The exercise:
The listing below should be copied in full, word for word.

Data extract:
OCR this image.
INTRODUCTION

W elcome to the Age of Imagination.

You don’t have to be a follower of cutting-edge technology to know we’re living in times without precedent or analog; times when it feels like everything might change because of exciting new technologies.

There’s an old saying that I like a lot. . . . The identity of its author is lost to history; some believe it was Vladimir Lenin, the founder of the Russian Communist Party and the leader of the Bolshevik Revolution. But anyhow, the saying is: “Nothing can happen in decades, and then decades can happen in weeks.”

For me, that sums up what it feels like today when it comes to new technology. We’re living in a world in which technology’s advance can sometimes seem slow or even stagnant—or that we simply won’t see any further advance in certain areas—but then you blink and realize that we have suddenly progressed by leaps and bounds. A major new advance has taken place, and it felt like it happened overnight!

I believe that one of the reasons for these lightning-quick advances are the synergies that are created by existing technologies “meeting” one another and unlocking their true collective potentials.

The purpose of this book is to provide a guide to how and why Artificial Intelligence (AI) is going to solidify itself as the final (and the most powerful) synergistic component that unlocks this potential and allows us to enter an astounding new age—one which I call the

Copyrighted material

Final result:
OCR this image.
INTRODUCTION

W elcome to the Age of Imagination.

You don’t have to be a follower of cutting-edge technology to know we’re living in times without precedent or analog; times when it feels like everything might change because of exciting new technologies.

There’s an old saying that I like a lot. . . . The identity of its author is lost to history; some believe it was Vladimir Lenin, the founder of the Russian Communist Party and the leader of the Bolshevik Revolution. But anyhow, the saying is: “Nothing can happen in decades, and then decades can happen in weeks.”

For me, that sums up what it feels like today when it comes to new technology. We’re living in a world in which technology’s advance can sometimes seem slow or even stagnant—or that we simply won’t see any further advance in certain areas—but then you blink and realize that we have suddenly progressed by leaps and bounds. A major new advance has taken place, and it felt like it happened overnight!

I believe that one of the reasons for these lightning-quick advances are the synergies that are created by existing technologies “meeting” one another and unlocking their true collective potentials.

The purpose of this book is to provide a guide to how and why Artificial Intelligence (AI) is going to solidify itself as the final (and the most powerful) synergistic component that unlocks this potential and allows us to enter an astounding new age—one which I call the

Copyrighted material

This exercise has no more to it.